Transcribe the material in full. Nothing should differ except that the pictures are left out.

§ Stored rows
--- start ---

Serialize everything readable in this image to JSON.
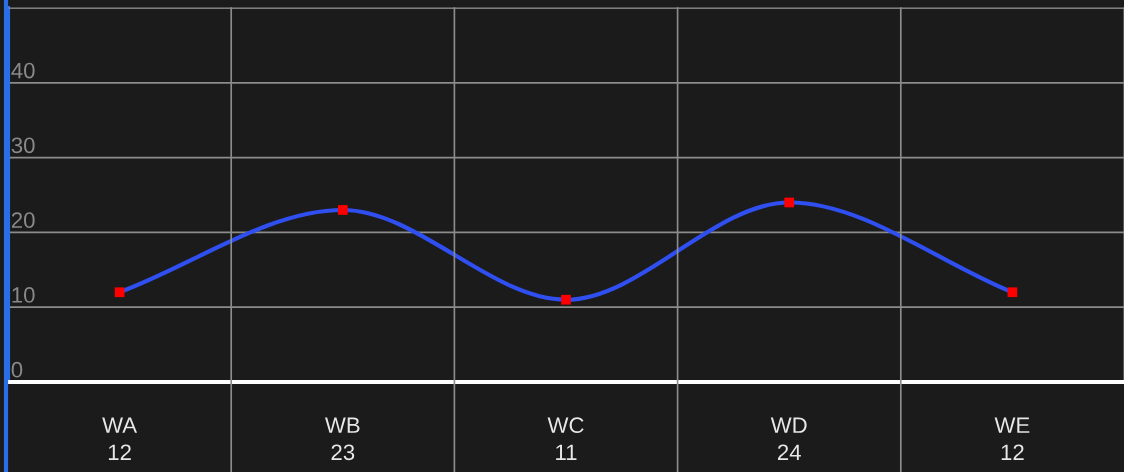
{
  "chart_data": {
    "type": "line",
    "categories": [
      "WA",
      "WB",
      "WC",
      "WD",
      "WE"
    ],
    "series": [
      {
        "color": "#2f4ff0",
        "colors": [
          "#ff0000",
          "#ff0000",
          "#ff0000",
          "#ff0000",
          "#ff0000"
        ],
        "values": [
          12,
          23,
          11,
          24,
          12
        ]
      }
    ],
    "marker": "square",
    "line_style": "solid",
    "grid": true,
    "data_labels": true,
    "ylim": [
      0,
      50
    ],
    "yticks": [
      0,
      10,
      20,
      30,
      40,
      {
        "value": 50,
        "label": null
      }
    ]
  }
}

--- end ---

§ Answer to this task
Serialize everything readable in this image to JSON.
{
  "chart_data": {
    "type": "line",
    "categories": [
      "WA",
      "WB",
      "WC",
      "WD",
      "WE"
    ],
    "series": [
      {
        "color": "#2f4ff0",
        "colors": [
          "#ff0000",
          "#ff0000",
          "#ff0000",
          "#ff0000",
          "#ff0000"
        ],
        "values": [
          12,
          23,
          11,
          24,
          12
        ]
      }
    ],
    "marker": "square",
    "line_style": "solid",
    "grid": true,
    "data_labels": true,
    "ylim": [
      0,
      50
    ],
    "yticks": [
      0,
      10,
      20,
      30,
      40,
      {
        "value": 50,
        "label": null
      }
    ]
  }
}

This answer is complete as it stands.